» **Alıntı**

- - - - - - -

Ben şahsen Collosi’leri keserken ve kestikten sonra da zerre vicdan azabı çekmedim. Hatta öldürürken “Geber Allah’ın belası!” diye isyan ediyordum. O benle alakalı sanırım bilemiyorum. Ya da başka yapabilecek bir şey olmadığından da olabilir. O duyguyu ben almadım. Sonuçta alternatif bir yol yok, geriye dönüş de yok. Hatta oyun kontrolleri bana verir vermez “Yürü lan oradan, bir kız uğruna değer mi, elimi sallasam ellisi” deyip geri dönmeye bile kalkıştım ama oyun izin vermedi. Yapabileceğim tek şey bu olduğundan benim içimde hiç oluşmuyor o vicdan azabı.
Peki hikaye nasıl bence? Kimileri çok etkilenmiştir bu trajedi hikayesinden ama giriş haricinde oyunun son anlarına kadar bir hikaye gelişimi, olay örgüsü gibi bir şey olmadığı için, ne olan olaya sebep olmuş şeyleri, ana karakter ile kız arasındaki ilişkinin ne olduğunu da bilememe ve aralarındaki ilişkiyi de zaten işlemediğinden ve yeteri kadar senaryodan bir şeyler gösterip anlatıp karakterleri de bana tanıtıp ısındırmadığı için; ben etkilenmedim. Bu benle alakalı bir şey olabilir. Kimileri bunlara hiç ihtiyaç duymadan kendini o an ki senaryoya kaptırabiliyor. Benim bunları yaşayabilmem için yukarıda yazdığım şeylerin de olması lazım.

- - - - - - -

» **Derlenen Malzeme**

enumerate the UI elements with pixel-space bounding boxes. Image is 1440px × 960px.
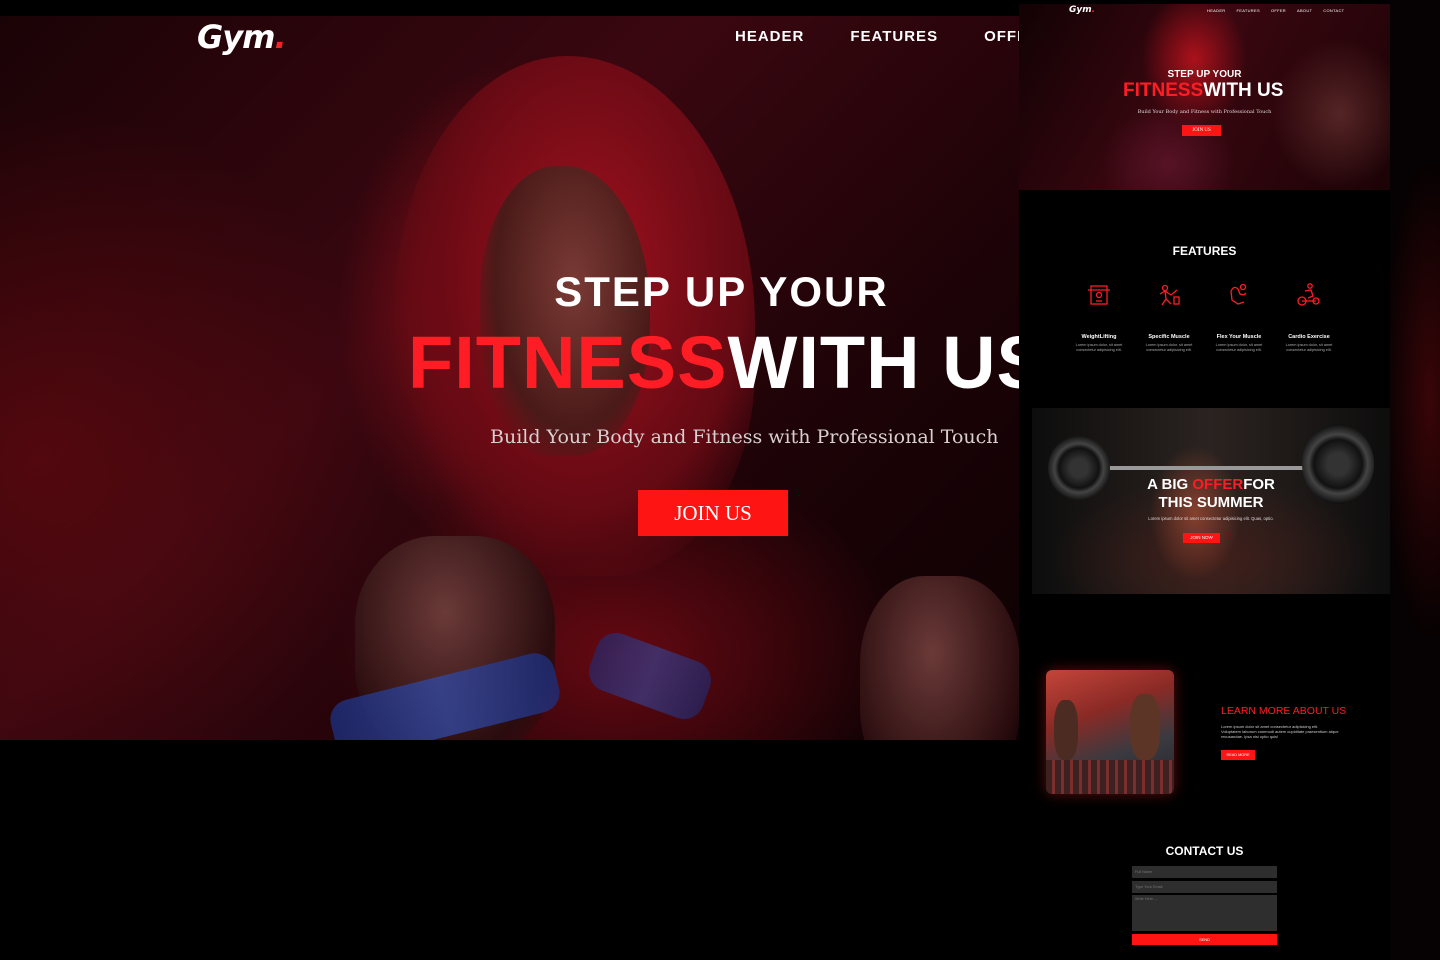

- - - - - - -

» **Yapılacak Görevler**
1: Alıntıda "Ben şahsen Collosi’leri" sözlerinden başlayıp aşağıya doğru "o vicdan azabı." sözlerine kadar uzanan her şeyi aynen tekrarlayın.
2: Alıntıya göre aşağıdaki soruları yanıtlayın.
(a) Oyun kontrolleri yazara verilir verilmez yazar ne yapmaya kalkıştı ve oyun buna nasıl karşılık verdi?
(b) Yazar, oyunun hikayesinden etkilendiğini mi, etkilenmediğini mi söylüyor?
3: Alıntıya göre yazar, Collosi'leri keserken ve kestikten sonra neden hiç vicdan azabı çekmedi? Bir ile üç cümle arasında açıklayın.

» **Problem Çözümleri**
1:
Ben şahsen Collosi’leri keserken ve kestikten sonra da zerre vicdan azabı çekmedim. Hatta öldürürken “Geber Allah’ın belası!” diye isyan ediyordum. O benle alakalı sanırım bilemiyorum. Ya da başka yapabilecek bir şey olmadığından da olabilir. O duyguyu ben almadım. Sonuçta alternatif bir yol yok, geriye dönüş de yok. Hatta oyun kontrolleri bana verir vermez “Yürü lan oradan, bir kız uğruna değer mi, elimi sallasam ellisi” deyip geri dönmeye bile kalkıştım ama oyun izin vermedi. Yapabileceğim tek şey bu olduğundan benim içimde hiç oluşmuyor o vicdan azabı.

2:
(a) Yazar geri dönmeye kalkıştı, ancak oyun buna izin vermedi.
(b) Yazar, hikayeden etkilenmediğini söylüyor.

3: Yazar, Collosi'leri öldürmenin yapabileceği tek şey olduğunu söylüyor. Ona göre alternatif bir yol ve geriye dönüş de yoktu. Bu yüzden içinde vicdan azabı hiç oluşmadı.